• Problem to work on
Pick out all lines with the word "title" from the records that follow.
::::::
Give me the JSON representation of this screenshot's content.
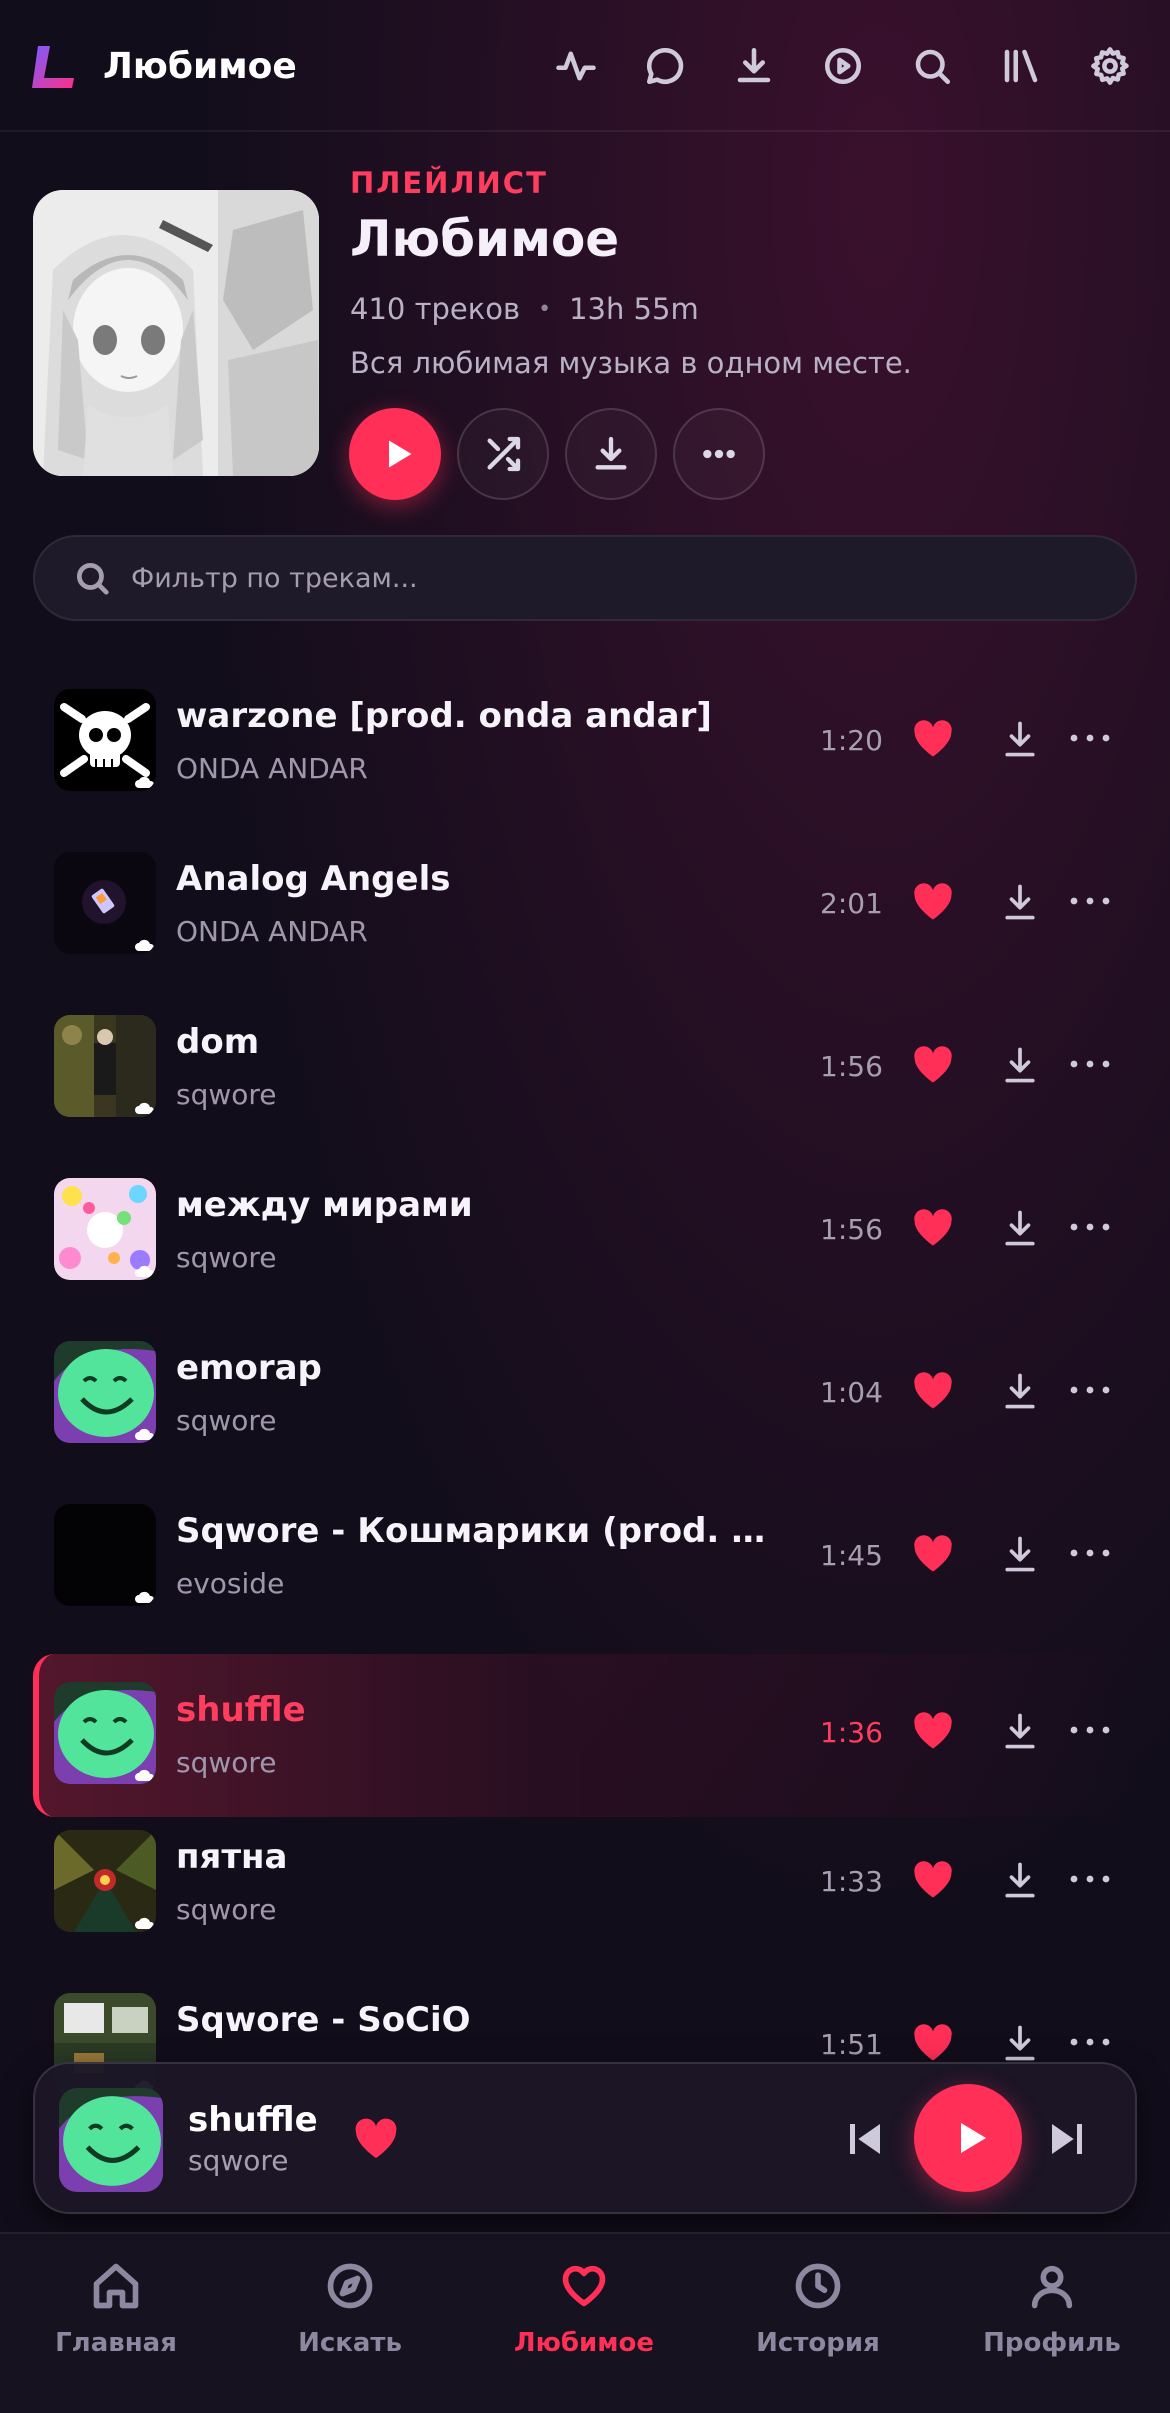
{
  "topbar": {
    "title": "Любимое",
    "icons": [
      "activity-icon",
      "chat-icon",
      "download-icon",
      "play-circle-icon",
      "search-icon",
      "library-icon",
      "gear-icon"
    ]
  },
  "playlist": {
    "label": "ПЛЕЙЛИСТ",
    "title": "Любимое",
    "track_count": "410 треков",
    "separator": "•",
    "duration": "13h 55m",
    "description": "Вся любимая музыка в одном месте."
  },
  "filter": {
    "placeholder": "Фильтр по трекам...",
    "value": ""
  },
  "tracks": [
    {
      "title": "warzone [prod. onda andar]",
      "artist": "ONDA ANDAR",
      "duration": "1:20",
      "liked": true,
      "active": false
    },
    {
      "title": "Analog Angels",
      "artist": "ONDA ANDAR",
      "duration": "2:01",
      "liked": true,
      "active": false
    },
    {
      "title": "dom",
      "artist": "sqwore",
      "duration": "1:56",
      "liked": true,
      "active": false
    },
    {
      "title": "между мирами",
      "artist": "sqwore",
      "duration": "1:56",
      "liked": true,
      "active": false
    },
    {
      "title": "emorap",
      "artist": "sqwore",
      "duration": "1:04",
      "liked": true,
      "active": false
    },
    {
      "title": "Sqwore - Кошмарики (prod. evo...",
      "artist": "evoside",
      "duration": "1:45",
      "liked": true,
      "active": false
    },
    {
      "title": "shuffle",
      "artist": "sqwore",
      "duration": "1:36",
      "liked": true,
      "active": true
    },
    {
      "title": "пятна",
      "artist": "sqwore",
      "duration": "1:33",
      "liked": true,
      "active": false
    },
    {
      "title": "Sqwore - SoCiO",
      "artist": "",
      "duration": "1:51",
      "liked": true,
      "active": false
    }
  ],
  "now_playing": {
    "title": "shuffle",
    "artist": "sqwore",
    "liked": true
  },
  "bottom_nav": [
    {
      "label": "Главная",
      "icon": "home-icon",
      "active": false
    },
    {
      "label": "Искать",
      "icon": "compass-icon",
      "active": false
    },
    {
      "label": "Любимое",
      "icon": "heart-icon",
      "active": true
    },
    {
      "label": "История",
      "icon": "clock-icon",
      "active": false
    },
    {
      "label": "Профиль",
      "icon": "user-icon",
      "active": false
    }
  ],
  "colors": {
    "accent": "#ff2f57",
    "background": "#120d1b",
    "text_secondary": "#a59fb1"
  }
}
::::::
• Reply
    "title": "Любимое",
    "title": "Любимое",
      "title": "warzone [prod. onda andar]",
      "title": "Analog Angels",
      "title": "dom",
      "title": "между мирами",
      "title": "emorap",
      "title": "Sqwore - Кошмарики (prod. evo...",
      "title": "shuffle",
      "title": "пятна",
      "title": "Sqwore - SoCiO",
    "title": "shuffle",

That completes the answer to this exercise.